_Problem statement:_ Update the items from the start of the listing through the line containing "Circle shape bbox=[460, 463, 480, 482]" by replacing "Circle shape" with "Ellipse shape". Keep everything else in those lines unchanged.

[Data listing]

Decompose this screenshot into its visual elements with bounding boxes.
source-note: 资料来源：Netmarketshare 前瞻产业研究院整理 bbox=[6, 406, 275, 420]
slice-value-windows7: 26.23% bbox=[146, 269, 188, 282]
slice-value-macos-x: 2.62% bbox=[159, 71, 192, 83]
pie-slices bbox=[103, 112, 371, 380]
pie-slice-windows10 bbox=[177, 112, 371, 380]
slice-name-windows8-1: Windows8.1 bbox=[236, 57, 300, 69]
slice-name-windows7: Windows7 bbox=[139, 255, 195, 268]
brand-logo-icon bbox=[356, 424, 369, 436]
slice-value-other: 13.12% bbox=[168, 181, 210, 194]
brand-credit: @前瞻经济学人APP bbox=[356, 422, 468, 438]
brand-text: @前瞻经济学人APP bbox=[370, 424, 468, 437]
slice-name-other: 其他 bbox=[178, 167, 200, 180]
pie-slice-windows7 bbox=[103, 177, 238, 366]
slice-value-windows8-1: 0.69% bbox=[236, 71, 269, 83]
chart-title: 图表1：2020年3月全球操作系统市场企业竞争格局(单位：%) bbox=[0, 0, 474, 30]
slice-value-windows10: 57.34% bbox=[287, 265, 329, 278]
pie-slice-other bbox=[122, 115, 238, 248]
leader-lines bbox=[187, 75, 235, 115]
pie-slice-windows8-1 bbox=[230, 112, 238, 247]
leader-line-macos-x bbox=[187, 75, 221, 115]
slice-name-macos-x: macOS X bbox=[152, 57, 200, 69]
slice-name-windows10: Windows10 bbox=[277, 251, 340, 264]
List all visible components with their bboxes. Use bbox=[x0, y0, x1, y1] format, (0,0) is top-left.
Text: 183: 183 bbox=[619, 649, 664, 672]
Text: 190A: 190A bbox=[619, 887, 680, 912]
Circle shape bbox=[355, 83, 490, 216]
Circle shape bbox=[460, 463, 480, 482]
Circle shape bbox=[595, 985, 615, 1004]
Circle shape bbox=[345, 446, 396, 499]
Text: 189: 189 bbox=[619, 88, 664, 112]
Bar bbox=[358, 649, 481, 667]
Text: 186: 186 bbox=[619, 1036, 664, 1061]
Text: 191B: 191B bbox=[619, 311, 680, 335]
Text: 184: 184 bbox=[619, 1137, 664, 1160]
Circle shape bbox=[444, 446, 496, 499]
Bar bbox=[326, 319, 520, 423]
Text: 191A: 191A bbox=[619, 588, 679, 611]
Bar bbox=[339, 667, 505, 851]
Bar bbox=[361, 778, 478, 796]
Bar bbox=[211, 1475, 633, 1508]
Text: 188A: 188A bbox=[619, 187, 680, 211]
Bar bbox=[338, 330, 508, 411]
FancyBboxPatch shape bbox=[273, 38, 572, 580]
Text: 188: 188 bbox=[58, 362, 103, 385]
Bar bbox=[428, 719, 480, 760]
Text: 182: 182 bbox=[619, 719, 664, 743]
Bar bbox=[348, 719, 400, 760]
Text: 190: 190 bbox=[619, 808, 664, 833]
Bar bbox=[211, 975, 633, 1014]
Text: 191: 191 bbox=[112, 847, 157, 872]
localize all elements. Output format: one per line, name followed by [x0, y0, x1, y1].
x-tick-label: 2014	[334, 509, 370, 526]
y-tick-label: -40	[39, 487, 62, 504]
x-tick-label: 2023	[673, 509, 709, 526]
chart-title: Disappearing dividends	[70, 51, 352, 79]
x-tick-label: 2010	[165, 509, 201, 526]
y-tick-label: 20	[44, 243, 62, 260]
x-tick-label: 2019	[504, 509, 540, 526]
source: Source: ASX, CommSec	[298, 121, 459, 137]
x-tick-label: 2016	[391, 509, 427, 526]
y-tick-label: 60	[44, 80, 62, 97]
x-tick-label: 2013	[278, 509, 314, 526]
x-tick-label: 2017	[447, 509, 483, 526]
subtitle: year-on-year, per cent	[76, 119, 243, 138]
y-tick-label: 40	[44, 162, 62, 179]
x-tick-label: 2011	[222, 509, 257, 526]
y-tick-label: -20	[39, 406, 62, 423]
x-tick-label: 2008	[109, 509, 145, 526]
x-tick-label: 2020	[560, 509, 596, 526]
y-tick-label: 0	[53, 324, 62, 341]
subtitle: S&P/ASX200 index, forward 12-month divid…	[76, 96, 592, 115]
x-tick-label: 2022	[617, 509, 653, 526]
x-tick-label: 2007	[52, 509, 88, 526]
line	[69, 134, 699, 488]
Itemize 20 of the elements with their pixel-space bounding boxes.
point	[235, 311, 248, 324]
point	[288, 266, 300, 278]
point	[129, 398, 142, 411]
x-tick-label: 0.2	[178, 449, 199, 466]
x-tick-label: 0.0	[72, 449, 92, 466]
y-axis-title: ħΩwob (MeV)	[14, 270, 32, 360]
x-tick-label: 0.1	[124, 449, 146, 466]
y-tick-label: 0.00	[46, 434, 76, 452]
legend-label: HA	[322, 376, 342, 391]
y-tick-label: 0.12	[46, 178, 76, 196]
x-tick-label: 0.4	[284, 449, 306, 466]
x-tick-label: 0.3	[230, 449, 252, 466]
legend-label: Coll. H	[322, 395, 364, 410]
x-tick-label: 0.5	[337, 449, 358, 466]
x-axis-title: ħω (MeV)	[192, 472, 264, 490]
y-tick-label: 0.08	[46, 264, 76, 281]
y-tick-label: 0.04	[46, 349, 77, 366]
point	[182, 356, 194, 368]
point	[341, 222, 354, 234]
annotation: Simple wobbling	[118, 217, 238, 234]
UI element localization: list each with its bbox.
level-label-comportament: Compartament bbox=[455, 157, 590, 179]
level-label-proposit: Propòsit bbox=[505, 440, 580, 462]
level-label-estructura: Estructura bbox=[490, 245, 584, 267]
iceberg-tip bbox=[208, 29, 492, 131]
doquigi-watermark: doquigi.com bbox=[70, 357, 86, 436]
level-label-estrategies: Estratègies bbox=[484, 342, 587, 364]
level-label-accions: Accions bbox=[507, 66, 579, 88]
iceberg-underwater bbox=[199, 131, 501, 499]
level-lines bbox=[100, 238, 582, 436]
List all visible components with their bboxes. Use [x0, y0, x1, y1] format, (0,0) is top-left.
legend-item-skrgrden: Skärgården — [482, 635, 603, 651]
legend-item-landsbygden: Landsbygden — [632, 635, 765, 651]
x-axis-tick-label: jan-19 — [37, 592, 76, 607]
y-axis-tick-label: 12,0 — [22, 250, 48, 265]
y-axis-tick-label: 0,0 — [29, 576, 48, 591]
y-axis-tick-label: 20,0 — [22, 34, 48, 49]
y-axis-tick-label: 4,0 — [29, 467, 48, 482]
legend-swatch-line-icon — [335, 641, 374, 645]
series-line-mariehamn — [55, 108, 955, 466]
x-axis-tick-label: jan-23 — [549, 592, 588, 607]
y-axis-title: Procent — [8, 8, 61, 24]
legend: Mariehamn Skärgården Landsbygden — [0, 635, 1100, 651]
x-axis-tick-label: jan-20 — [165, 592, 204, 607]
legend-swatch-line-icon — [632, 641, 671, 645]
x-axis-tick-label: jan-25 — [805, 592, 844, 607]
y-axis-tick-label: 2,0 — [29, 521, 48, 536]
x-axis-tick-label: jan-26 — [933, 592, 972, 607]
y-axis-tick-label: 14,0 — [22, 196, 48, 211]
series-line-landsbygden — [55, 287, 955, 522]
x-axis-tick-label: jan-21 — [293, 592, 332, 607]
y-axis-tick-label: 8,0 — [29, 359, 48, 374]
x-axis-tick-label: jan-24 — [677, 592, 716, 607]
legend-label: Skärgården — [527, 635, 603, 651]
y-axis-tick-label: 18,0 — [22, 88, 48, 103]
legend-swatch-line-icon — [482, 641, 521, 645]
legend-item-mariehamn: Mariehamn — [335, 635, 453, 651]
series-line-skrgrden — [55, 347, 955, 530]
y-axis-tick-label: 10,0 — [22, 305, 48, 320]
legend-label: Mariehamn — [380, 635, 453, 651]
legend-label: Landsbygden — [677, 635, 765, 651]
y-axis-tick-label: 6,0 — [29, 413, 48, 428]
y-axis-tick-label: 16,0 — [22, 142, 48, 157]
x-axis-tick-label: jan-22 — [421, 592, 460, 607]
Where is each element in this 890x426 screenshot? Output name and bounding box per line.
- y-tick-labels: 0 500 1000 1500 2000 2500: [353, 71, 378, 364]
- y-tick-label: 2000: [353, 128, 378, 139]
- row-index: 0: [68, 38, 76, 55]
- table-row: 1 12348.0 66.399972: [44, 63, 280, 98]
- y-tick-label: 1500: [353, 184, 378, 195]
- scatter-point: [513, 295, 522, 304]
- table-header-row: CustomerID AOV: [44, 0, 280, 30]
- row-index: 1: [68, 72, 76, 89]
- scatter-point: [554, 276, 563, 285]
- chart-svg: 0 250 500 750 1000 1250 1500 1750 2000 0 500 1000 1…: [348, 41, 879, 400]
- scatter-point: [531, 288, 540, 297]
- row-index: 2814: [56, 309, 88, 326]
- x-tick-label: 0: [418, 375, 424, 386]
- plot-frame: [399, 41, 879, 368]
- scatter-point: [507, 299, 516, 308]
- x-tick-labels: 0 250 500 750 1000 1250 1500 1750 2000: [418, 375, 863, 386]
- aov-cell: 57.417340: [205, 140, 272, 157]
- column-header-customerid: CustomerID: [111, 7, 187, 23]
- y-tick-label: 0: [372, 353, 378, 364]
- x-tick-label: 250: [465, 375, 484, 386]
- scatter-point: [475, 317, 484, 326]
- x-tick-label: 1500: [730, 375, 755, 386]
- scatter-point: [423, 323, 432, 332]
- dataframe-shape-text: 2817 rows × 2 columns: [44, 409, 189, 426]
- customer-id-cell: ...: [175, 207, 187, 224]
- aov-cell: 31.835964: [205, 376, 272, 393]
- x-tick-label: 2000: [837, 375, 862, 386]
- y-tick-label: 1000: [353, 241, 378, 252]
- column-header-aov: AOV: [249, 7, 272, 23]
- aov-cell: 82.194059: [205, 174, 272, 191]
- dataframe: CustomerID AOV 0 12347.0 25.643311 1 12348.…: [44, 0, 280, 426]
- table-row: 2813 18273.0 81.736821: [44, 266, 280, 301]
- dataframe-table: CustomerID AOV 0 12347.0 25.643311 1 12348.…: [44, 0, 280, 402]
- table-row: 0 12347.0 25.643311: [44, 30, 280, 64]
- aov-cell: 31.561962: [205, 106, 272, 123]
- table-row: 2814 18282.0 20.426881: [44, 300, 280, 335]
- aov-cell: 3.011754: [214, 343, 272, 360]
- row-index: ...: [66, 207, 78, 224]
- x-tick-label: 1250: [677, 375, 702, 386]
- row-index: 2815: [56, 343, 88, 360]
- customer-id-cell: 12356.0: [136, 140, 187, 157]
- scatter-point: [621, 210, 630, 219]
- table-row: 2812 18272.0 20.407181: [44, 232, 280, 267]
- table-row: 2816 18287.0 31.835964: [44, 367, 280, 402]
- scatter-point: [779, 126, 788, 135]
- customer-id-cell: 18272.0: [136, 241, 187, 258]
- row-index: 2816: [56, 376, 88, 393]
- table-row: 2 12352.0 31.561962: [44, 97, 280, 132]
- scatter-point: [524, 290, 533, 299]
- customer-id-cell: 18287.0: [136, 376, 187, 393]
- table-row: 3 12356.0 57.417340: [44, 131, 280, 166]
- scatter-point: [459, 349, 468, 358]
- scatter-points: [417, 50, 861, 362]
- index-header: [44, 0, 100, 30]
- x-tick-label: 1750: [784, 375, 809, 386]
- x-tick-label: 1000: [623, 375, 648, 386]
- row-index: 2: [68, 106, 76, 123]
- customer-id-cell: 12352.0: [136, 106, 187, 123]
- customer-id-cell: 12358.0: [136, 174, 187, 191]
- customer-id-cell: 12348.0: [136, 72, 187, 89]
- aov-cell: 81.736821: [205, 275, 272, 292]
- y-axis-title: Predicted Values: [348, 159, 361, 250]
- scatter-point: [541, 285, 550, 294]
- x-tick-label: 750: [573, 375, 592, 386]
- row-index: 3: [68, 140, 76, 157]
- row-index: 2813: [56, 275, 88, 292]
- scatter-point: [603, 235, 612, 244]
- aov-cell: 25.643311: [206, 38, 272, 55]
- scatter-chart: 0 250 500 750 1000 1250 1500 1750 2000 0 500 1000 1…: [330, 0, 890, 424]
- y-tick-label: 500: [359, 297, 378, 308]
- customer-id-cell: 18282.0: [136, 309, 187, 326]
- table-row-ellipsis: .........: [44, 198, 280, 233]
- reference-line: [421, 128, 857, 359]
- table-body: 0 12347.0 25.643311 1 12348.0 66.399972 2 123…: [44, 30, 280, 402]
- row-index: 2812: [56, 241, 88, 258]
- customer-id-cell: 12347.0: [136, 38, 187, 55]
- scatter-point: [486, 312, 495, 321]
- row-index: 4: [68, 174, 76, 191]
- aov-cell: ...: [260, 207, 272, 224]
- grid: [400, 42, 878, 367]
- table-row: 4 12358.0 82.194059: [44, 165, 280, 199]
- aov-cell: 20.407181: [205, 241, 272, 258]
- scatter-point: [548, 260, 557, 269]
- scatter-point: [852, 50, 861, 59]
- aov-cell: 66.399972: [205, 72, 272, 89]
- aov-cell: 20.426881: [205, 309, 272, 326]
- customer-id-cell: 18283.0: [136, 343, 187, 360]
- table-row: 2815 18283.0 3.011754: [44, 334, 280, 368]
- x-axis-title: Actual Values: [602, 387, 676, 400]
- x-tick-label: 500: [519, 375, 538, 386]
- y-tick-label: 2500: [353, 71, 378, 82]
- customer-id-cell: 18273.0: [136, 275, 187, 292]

_Result:_
Decompose this screenshot into its visual elements with bounding boxes.
source-note: 资料来源：Netmarketshare 前瞻产业研究院整理 bbox=[6, 406, 275, 420]
slice-value-windows7: 26.23% bbox=[146, 269, 188, 282]
slice-value-macos-x: 2.62% bbox=[159, 71, 192, 83]
pie-slices bbox=[103, 112, 371, 380]
pie-slice-windows10 bbox=[177, 112, 371, 380]
slice-name-windows8-1: Windows8.1 bbox=[236, 57, 300, 69]
slice-name-windows7: Windows7 bbox=[139, 255, 195, 268]
brand-logo-icon bbox=[356, 424, 369, 436]
slice-value-other: 13.12% bbox=[168, 181, 210, 194]
brand-credit: @前瞻经济学人APP bbox=[356, 422, 468, 438]
brand-text: @前瞻经济学人APP bbox=[370, 424, 468, 437]
slice-name-other: 其他 bbox=[178, 167, 200, 180]
pie-slice-windows7 bbox=[103, 177, 238, 366]
slice-value-windows8-1: 0.69% bbox=[236, 71, 269, 83]
chart-title: 图表1：2020年3月全球操作系统市场企业竞争格局(单位：%) bbox=[0, 0, 474, 30]
slice-value-windows10: 57.34% bbox=[287, 265, 329, 278]
pie-slice-other bbox=[122, 115, 238, 248]
leader-lines bbox=[187, 75, 235, 115]
pie-slice-windows8-1 bbox=[230, 112, 238, 247]
leader-line-macos-x bbox=[187, 75, 221, 115]
slice-name-macos-x: macOS X bbox=[152, 57, 200, 69]
slice-name-windows10: Windows10 bbox=[277, 251, 340, 264]
List all visible components with their bboxes. Use bbox=[x0, y0, x1, y1] format, (0,0) is top-left.
Text: 183: 183 bbox=[619, 649, 664, 672]
Text: 190A: 190A bbox=[619, 887, 680, 912]
Ellipse shape bbox=[355, 83, 490, 216]
Ellipse shape bbox=[460, 463, 480, 482]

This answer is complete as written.